**Aim**: Change each occurrence of "chevron-up-icon" in the lines below to "chevron-down-icon", and reproduce all the lines with nothing else altered.

**Raw records**:
__________

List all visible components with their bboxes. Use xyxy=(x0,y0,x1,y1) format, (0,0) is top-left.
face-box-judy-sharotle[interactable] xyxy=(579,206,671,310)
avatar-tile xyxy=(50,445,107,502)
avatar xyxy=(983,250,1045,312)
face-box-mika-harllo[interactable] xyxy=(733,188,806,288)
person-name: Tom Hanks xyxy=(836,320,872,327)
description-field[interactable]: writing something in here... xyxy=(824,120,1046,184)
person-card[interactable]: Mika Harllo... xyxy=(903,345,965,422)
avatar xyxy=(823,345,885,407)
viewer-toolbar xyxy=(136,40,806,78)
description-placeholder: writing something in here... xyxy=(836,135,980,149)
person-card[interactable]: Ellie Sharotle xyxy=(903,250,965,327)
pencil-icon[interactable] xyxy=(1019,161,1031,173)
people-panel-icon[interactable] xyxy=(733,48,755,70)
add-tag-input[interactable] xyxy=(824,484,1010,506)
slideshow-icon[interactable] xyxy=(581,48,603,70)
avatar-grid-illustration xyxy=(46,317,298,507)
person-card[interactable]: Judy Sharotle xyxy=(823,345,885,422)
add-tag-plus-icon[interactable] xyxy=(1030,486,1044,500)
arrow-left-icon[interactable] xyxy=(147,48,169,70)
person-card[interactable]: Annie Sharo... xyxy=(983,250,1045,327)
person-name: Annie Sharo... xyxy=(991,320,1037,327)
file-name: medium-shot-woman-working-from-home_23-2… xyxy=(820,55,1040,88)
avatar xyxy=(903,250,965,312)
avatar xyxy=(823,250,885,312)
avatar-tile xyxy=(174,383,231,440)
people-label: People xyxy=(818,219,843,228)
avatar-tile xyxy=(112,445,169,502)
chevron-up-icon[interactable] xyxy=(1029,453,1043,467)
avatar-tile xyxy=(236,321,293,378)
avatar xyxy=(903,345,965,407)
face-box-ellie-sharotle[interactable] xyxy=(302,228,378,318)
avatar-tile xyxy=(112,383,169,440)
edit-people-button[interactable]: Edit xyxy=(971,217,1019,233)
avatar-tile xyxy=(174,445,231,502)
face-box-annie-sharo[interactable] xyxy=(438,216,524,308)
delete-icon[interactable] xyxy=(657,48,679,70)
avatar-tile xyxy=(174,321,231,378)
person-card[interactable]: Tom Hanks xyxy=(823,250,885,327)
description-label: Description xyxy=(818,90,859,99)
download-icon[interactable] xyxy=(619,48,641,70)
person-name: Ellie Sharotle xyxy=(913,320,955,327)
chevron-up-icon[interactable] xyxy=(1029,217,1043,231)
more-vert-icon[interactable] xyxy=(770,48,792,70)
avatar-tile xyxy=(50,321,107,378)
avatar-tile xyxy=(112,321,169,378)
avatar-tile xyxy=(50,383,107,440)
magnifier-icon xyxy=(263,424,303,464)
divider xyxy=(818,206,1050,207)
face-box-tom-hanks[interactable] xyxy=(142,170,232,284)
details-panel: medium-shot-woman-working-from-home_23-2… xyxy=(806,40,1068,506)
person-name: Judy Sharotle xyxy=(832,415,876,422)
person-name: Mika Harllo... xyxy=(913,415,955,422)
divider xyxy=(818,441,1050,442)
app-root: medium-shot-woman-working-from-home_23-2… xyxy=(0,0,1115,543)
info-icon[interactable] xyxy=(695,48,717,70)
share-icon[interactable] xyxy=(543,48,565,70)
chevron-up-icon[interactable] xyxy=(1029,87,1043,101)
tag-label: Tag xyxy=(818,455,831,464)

__________

**Final answer**:
List all visible components with their bboxes. Use xyxy=(x0,y0,x1,y1) format, (0,0) is top-left.
face-box-judy-sharotle[interactable] xyxy=(579,206,671,310)
avatar-tile xyxy=(50,445,107,502)
avatar xyxy=(983,250,1045,312)
face-box-mika-harllo[interactable] xyxy=(733,188,806,288)
person-name: Tom Hanks xyxy=(836,320,872,327)
description-field[interactable]: writing something in here... xyxy=(824,120,1046,184)
person-card[interactable]: Mika Harllo... xyxy=(903,345,965,422)
avatar xyxy=(823,345,885,407)
viewer-toolbar xyxy=(136,40,806,78)
description-placeholder: writing something in here... xyxy=(836,135,980,149)
person-card[interactable]: Ellie Sharotle xyxy=(903,250,965,327)
pencil-icon[interactable] xyxy=(1019,161,1031,173)
people-panel-icon[interactable] xyxy=(733,48,755,70)
add-tag-input[interactable] xyxy=(824,484,1010,506)
slideshow-icon[interactable] xyxy=(581,48,603,70)
avatar-grid-illustration xyxy=(46,317,298,507)
person-card[interactable]: Judy Sharotle xyxy=(823,345,885,422)
add-tag-plus-icon[interactable] xyxy=(1030,486,1044,500)
arrow-left-icon[interactable] xyxy=(147,48,169,70)
person-card[interactable]: Annie Sharo... xyxy=(983,250,1045,327)
person-name: Annie Sharo... xyxy=(991,320,1037,327)
file-name: medium-shot-woman-working-from-home_23-2… xyxy=(820,55,1040,88)
avatar xyxy=(903,250,965,312)
avatar xyxy=(823,250,885,312)
avatar-tile xyxy=(174,383,231,440)
people-label: People xyxy=(818,219,843,228)
avatar-tile xyxy=(112,445,169,502)
chevron-down-icon[interactable] xyxy=(1029,453,1043,467)
avatar-tile xyxy=(236,321,293,378)
avatar xyxy=(903,345,965,407)
face-box-ellie-sharotle[interactable] xyxy=(302,228,378,318)
avatar-tile xyxy=(112,383,169,440)
edit-people-button[interactable]: Edit xyxy=(971,217,1019,233)
avatar-tile xyxy=(174,445,231,502)
face-box-annie-sharo[interactable] xyxy=(438,216,524,308)
delete-icon[interactable] xyxy=(657,48,679,70)
avatar-tile xyxy=(174,321,231,378)
person-card[interactable]: Tom Hanks xyxy=(823,250,885,327)
description-label: Description xyxy=(818,90,859,99)
download-icon[interactable] xyxy=(619,48,641,70)
person-name: Ellie Sharotle xyxy=(913,320,955,327)
chevron-down-icon[interactable] xyxy=(1029,217,1043,231)
more-vert-icon[interactable] xyxy=(770,48,792,70)
avatar-tile xyxy=(50,321,107,378)
avatar-tile xyxy=(112,321,169,378)
avatar-tile xyxy=(50,383,107,440)
magnifier-icon xyxy=(263,424,303,464)
divider xyxy=(818,206,1050,207)
face-box-tom-hanks[interactable] xyxy=(142,170,232,284)
details-panel: medium-shot-woman-working-from-home_23-2… xyxy=(806,40,1068,506)
person-name: Judy Sharotle xyxy=(832,415,876,422)
person-name: Mika Harllo... xyxy=(913,415,955,422)
divider xyxy=(818,441,1050,442)
app-root: medium-shot-woman-working-from-home_23-2… xyxy=(0,0,1115,543)
info-icon[interactable] xyxy=(695,48,717,70)
share-icon[interactable] xyxy=(543,48,565,70)
chevron-down-icon[interactable] xyxy=(1029,87,1043,101)
tag-label: Tag xyxy=(818,455,831,464)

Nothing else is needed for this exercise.